Figure out how many lines of the material below contain the word "protecting". Answer with the number only.

> [DATASET EXTRACT]:
— Start —

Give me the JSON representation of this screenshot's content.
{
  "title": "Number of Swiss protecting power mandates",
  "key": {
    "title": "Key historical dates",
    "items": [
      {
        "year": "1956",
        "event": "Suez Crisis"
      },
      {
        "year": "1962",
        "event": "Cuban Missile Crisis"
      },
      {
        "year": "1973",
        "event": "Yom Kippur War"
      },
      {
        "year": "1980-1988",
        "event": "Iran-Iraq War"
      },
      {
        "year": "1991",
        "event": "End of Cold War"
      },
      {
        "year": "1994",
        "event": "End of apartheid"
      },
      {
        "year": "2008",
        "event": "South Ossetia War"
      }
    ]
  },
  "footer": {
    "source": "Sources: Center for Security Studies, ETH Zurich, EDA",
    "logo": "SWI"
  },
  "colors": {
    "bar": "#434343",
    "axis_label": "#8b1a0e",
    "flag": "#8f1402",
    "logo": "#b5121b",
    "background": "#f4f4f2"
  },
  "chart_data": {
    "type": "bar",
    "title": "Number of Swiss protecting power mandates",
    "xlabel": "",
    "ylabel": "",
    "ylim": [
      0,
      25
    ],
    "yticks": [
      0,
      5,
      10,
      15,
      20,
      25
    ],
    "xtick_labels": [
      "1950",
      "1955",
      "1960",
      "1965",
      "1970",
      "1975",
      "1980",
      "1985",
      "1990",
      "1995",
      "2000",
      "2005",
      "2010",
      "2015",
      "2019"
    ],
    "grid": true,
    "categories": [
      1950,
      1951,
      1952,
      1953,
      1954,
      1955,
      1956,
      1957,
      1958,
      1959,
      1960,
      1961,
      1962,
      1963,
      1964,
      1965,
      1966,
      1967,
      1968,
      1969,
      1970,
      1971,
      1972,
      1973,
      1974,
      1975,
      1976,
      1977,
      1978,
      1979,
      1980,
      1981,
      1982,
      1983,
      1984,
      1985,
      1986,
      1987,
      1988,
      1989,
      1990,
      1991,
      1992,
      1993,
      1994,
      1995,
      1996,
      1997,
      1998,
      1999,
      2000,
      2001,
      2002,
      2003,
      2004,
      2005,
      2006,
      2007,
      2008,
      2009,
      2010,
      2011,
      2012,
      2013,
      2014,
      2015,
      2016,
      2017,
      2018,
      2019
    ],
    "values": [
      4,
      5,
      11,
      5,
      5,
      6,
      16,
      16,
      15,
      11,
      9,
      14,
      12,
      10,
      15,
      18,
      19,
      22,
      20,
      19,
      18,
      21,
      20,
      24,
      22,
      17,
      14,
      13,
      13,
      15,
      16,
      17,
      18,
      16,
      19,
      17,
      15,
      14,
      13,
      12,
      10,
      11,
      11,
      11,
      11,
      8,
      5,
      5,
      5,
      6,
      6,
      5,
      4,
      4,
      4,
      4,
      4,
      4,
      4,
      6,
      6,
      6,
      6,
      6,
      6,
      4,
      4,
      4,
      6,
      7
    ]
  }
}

— End —

> [TASK SOLUTION]: 2